▸ **Work required**
Copy, from the entries below, each line where the word "subtitle" can be found.
--- Begin Records ---
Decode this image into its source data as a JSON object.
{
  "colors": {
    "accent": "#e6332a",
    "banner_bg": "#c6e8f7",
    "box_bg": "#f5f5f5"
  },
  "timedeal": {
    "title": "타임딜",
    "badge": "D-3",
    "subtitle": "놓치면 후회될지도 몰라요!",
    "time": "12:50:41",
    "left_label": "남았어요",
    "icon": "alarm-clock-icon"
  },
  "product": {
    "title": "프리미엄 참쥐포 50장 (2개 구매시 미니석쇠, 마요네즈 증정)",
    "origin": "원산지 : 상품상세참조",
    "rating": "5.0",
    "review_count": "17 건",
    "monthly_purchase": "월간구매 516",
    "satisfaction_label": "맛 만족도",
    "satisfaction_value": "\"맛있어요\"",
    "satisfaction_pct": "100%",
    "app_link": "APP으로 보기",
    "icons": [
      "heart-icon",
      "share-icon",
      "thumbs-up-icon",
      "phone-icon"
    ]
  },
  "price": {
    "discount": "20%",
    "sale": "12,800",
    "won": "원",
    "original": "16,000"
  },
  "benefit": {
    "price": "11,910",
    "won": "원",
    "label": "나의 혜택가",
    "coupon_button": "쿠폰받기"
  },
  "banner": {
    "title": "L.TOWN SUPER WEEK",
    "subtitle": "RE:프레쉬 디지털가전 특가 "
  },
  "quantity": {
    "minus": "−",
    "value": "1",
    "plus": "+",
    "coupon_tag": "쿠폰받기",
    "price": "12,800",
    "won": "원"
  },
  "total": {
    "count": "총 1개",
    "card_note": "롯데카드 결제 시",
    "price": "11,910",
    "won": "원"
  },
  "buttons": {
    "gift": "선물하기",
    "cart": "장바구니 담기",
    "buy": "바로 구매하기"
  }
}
--- End Records ---
▸ **Answer to this problem**
    "subtitle": "놓치면 후회될지도 몰라요!",
    "subtitle": "RE:프레쉬 디지털가전 특가 "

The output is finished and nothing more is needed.